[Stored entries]
= = =

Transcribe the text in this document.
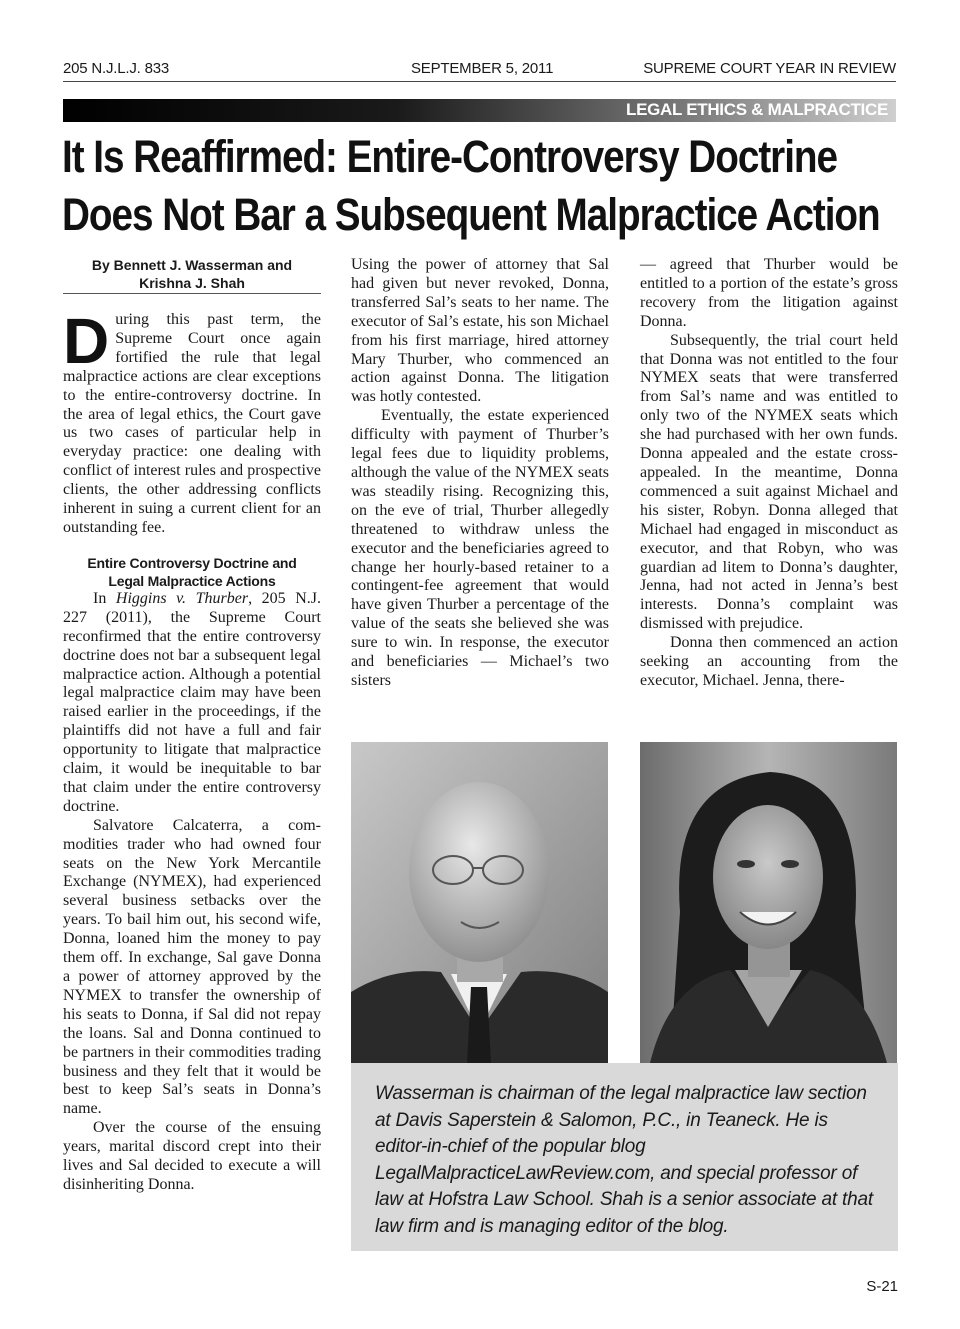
205 N.J.L.J. 833	SEPTEMBER 5, 2011	SUPREME COURT YEAR IN REVIEW
LEGAL ETHICS & MALPRACTICE
It Is Reaffirmed: Entire-Controversy Doctrine
Does Not Bar a Subsequent Malpractice Action
By Bennett J. Wasserman and
Krishna J. Shah

During this past term, the Supreme Court once again fortified the rule that legal malpractice actions are clear exceptions to the entire-controversy doctrine. In the area of legal ethics, the Court gave us two cases of particular help in everyday practice: one dealing with conflict of interest rules and prospective clients, the other addressing conflicts inherent in suing a current client for an outstanding fee.

Entire Controversy Doctrine and
Legal Malpractice Actions

In Higgins v. Thurber, 205 N.J. 227 (2011), the Supreme Court reconfirmed that the entire controversy doctrine does not bar a subsequent legal malpractice action. Although a potential legal malpractice claim may have been raised earlier in the proceedings, if the plaintiffs did not have a full and fair opportunity to litigate that malpractice claim, it would be inequitable to bar that claim under the entire controversy doctrine.

Salvatore Calcaterra, a commodities trader who had owned four seats on the New York Mercantile Exchange (NYMEX), had experienced several business setbacks over the years. To bail him out, his second wife, Donna, loaned him the money to pay them off. In exchange, Sal gave Donna a power of attorney approved by the NYMEX to transfer the ownership of his seats to Donna, if Sal did not repay the loans. Sal and Donna continued to be partners in their commodities trading business and they felt that it would be best to keep Sal’s seats in Donna’s name.

Over the course of the ensuing years, marital discord crept into their lives and Sal decided to execute a will disinheriting Donna.

Using the power of attorney that Sal had given but never revoked, Donna, transferred Sal’s seats to her name. The executor of Sal’s estate, his son Michael from his first marriage, hired attorney Mary Thurber, who commenced an action against Donna. The litigation was hotly contested.

Eventually, the estate experienced difficulty with payment of Thurber’s legal fees due to liquidity problems, although the value of the NYMEX seats was steadily rising. Recognizing this, on the eve of trial, Thurber allegedly threatened to withdraw unless the executor and the beneficiaries agreed to change her hourly-based retainer to a contingent-fee agreement that would have given Thurber a percentage of the value of the seats she believed she was sure to win. In response, the executor and beneficiaries — Michael’s two sisters

— agreed that Thurber would be entitled to a portion of the estate’s gross recovery from the litigation against Donna.

Subsequently, the trial court held that Donna was not entitled to the four NYMEX seats that were transferred from Sal’s name and was entitled to only two of the NYMEX seats which she had purchased with her own funds. Donna appealed and the estate cross-appealed. In the meantime, Donna commenced a suit against Michael and his sister, Robyn. Donna alleged that Michael had engaged in misconduct as executor, and that Robyn, who was guardian ad litem to Donna’s daughter, Jenna, had not acted in Jenna’s best interests. Donna’s complaint was dismissed with prejudice.

Donna then commenced an action seeking an accounting from the executor, Michael. Jenna, there-

Wasserman is chairman of the legal malpractice law section at Davis Saperstein & Salomon, P.C., in Teaneck. He is editor-in-chief of the popular blog LegalMalpracticeLawReview.com, and special professor of law at Hofstra Law School. Shah is a senior associate at that law firm and is managing editor of the blog.

S-21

= = =

* **Written task**
Count each line above in which the string "power" appears, then state only the total.

* **Task result**
2